> Problem statement
Below is a set of records; restate each one word for word.

*-*-*

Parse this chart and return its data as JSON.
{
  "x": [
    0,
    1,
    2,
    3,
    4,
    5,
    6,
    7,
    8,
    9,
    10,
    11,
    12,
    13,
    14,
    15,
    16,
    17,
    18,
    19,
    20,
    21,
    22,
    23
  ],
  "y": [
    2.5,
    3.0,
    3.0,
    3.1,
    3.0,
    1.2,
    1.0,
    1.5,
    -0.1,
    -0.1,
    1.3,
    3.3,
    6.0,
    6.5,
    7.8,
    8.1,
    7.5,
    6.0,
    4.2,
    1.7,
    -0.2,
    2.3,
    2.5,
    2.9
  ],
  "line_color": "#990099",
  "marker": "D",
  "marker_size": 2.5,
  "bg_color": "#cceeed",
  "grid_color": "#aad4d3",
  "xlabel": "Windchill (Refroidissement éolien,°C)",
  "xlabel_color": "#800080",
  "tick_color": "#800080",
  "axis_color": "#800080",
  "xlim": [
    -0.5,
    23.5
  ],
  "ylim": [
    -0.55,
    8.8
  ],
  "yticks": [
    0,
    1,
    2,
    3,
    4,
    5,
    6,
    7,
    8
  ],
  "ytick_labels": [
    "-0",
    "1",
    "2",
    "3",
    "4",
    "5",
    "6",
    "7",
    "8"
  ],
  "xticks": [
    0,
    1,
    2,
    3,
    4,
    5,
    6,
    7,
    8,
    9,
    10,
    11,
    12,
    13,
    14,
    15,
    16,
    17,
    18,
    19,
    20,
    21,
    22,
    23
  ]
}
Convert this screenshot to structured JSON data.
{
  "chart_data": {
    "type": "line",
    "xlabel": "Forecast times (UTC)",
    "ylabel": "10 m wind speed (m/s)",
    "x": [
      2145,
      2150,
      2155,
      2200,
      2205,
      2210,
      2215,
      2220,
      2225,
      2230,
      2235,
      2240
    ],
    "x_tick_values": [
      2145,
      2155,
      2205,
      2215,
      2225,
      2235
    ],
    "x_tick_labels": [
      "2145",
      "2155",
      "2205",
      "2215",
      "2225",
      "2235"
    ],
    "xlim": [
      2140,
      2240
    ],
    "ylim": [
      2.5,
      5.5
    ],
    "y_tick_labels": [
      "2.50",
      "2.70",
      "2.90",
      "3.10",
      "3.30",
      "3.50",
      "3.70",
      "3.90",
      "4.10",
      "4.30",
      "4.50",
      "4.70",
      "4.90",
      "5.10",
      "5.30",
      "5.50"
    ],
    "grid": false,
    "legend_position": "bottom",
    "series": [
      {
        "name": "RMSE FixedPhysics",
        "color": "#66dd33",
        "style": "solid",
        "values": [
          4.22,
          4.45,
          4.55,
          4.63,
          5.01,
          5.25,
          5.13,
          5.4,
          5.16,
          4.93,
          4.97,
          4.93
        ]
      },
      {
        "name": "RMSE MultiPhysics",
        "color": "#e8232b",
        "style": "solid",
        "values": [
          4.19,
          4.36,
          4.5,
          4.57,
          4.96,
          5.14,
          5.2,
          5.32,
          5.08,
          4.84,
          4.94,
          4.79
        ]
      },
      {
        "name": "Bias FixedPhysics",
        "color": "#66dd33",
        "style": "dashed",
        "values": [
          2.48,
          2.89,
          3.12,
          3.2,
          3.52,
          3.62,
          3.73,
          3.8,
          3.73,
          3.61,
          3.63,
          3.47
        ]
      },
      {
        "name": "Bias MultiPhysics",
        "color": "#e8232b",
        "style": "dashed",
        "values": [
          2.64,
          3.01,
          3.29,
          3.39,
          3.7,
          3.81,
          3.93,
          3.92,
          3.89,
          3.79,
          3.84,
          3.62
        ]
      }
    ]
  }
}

*-*-*

> Complete response
Parse this chart and return its data as JSON.
{
  "x": [
    0,
    1,
    2,
    3,
    4,
    5,
    6,
    7,
    8,
    9,
    10,
    11,
    12,
    13,
    14,
    15,
    16,
    17,
    18,
    19,
    20,
    21,
    22,
    23
  ],
  "y": [
    2.5,
    3.0,
    3.0,
    3.1,
    3.0,
    1.2,
    1.0,
    1.5,
    -0.1,
    -0.1,
    1.3,
    3.3,
    6.0,
    6.5,
    7.8,
    8.1,
    7.5,
    6.0,
    4.2,
    1.7,
    -0.2,
    2.3,
    2.5,
    2.9
  ],
  "line_color": "#990099",
  "marker": "D",
  "marker_size": 2.5,
  "bg_color": "#cceeed",
  "grid_color": "#aad4d3",
  "xlabel": "Windchill (Refroidissement éolien,°C)",
  "xlabel_color": "#800080",
  "tick_color": "#800080",
  "axis_color": "#800080",
  "xlim": [
    -0.5,
    23.5
  ],
  "ylim": [
    -0.55,
    8.8
  ],
  "yticks": [
    0,
    1,
    2,
    3,
    4,
    5,
    6,
    7,
    8
  ],
  "ytick_labels": [
    "-0",
    "1",
    "2",
    "3",
    "4",
    "5",
    "6",
    "7",
    "8"
  ],
  "xticks": [
    0,
    1,
    2,
    3,
    4,
    5,
    6,
    7,
    8,
    9,
    10,
    11,
    12,
    13,
    14,
    15,
    16,
    17,
    18,
    19,
    20,
    21,
    22,
    23
  ]
}
Convert this screenshot to structured JSON data.
{
  "chart_data": {
    "type": "line",
    "xlabel": "Forecast times (UTC)",
    "ylabel": "10 m wind speed (m/s)",
    "x": [
      2145,
      2150,
      2155,
      2200,
      2205,
      2210,
      2215,
      2220,
      2225,
      2230,
      2235,
      2240
    ],
    "x_tick_values": [
      2145,
      2155,
      2205,
      2215,
      2225,
      2235
    ],
    "x_tick_labels": [
      "2145",
      "2155",
      "2205",
      "2215",
      "2225",
      "2235"
    ],
    "xlim": [
      2140,
      2240
    ],
    "ylim": [
      2.5,
      5.5
    ],
    "y_tick_labels": [
      "2.50",
      "2.70",
      "2.90",
      "3.10",
      "3.30",
      "3.50",
      "3.70",
      "3.90",
      "4.10",
      "4.30",
      "4.50",
      "4.70",
      "4.90",
      "5.10",
      "5.30",
      "5.50"
    ],
    "grid": false,
    "legend_position": "bottom",
    "series": [
      {
        "name": "RMSE FixedPhysics",
        "color": "#66dd33",
        "style": "solid",
        "values": [
          4.22,
          4.45,
          4.55,
          4.63,
          5.01,
          5.25,
          5.13,
          5.4,
          5.16,
          4.93,
          4.97,
          4.93
        ]
      },
      {
        "name": "RMSE MultiPhysics",
        "color": "#e8232b",
        "style": "solid",
        "values": [
          4.19,
          4.36,
          4.5,
          4.57,
          4.96,
          5.14,
          5.2,
          5.32,
          5.08,
          4.84,
          4.94,
          4.79
        ]
      },
      {
        "name": "Bias FixedPhysics",
        "color": "#66dd33",
        "style": "dashed",
        "values": [
          2.48,
          2.89,
          3.12,
          3.2,
          3.52,
          3.62,
          3.73,
          3.8,
          3.73,
          3.61,
          3.63,
          3.47
        ]
      },
      {
        "name": "Bias MultiPhysics",
        "color": "#e8232b",
        "style": "dashed",
        "values": [
          2.64,
          3.01,
          3.29,
          3.39,
          3.7,
          3.81,
          3.93,
          3.92,
          3.89,
          3.79,
          3.84,
          3.62
        ]
      }
    ]
  }
}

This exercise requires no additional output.